• **Rows**

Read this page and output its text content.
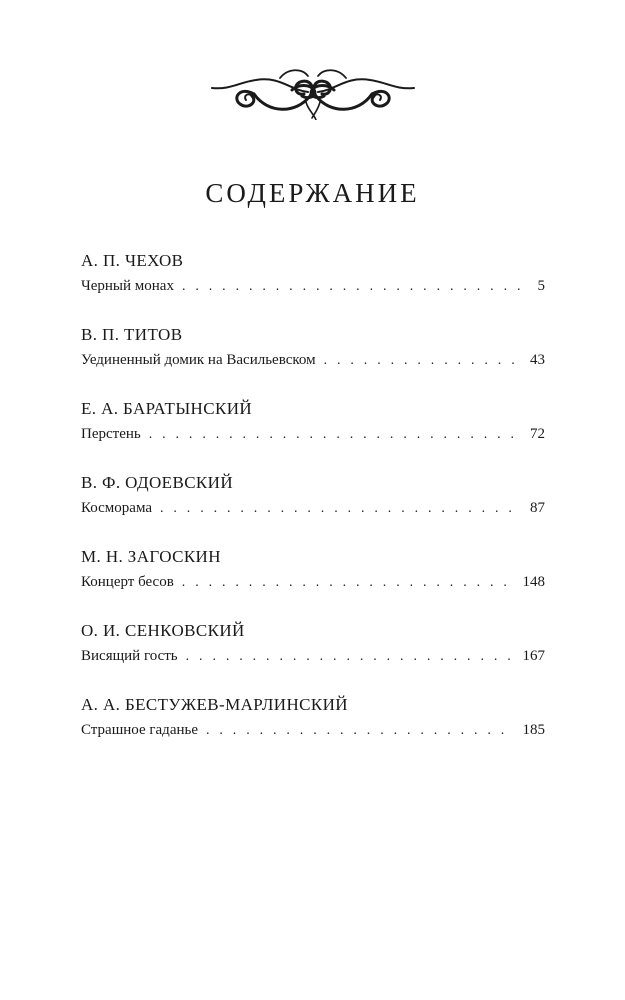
СОДЕРЖАНИЕ
А. П. ЧЕХОВ
Черный монах . . .	5
В. П. ТИТОВ
Уединенный домик на Васильевском . . .	43
Е. А. БАРАТЫНСКИЙ
Перстень . . .	72
В. Ф. ОДОЕВСКИЙ
Косморама . . .	87
М. Н. ЗАГОСКИН
Концерт бесов . . .	148
О. И. СЕНКОВСКИЙ
Висящий гость . . .	167
А. А. БЕСТУЖЕВ-МАРЛИНСКИЙ
Страшное гаданье . . .	185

• **Task instructions**
Reproduce all entries without any change, and omit the pictures.

• **Answer for the task**
Read this page and output its text content.
СОДЕРЖАНИЕ
А. П. ЧЕХОВ
Черный монах . . .	5
В. П. ТИТОВ
Уединенный домик на Васильевском . . .	43
Е. А. БАРАТЫНСКИЙ
Перстень . . .	72
В. Ф. ОДОЕВСКИЙ
Косморама . . .	87
М. Н. ЗАГОСКИН
Концерт бесов . . .	148
О. И. СЕНКОВСКИЙ
Висящий гость . . .	167
А. А. БЕСТУЖЕВ-МАРЛИНСКИЙ
Страшное гаданье . . .	185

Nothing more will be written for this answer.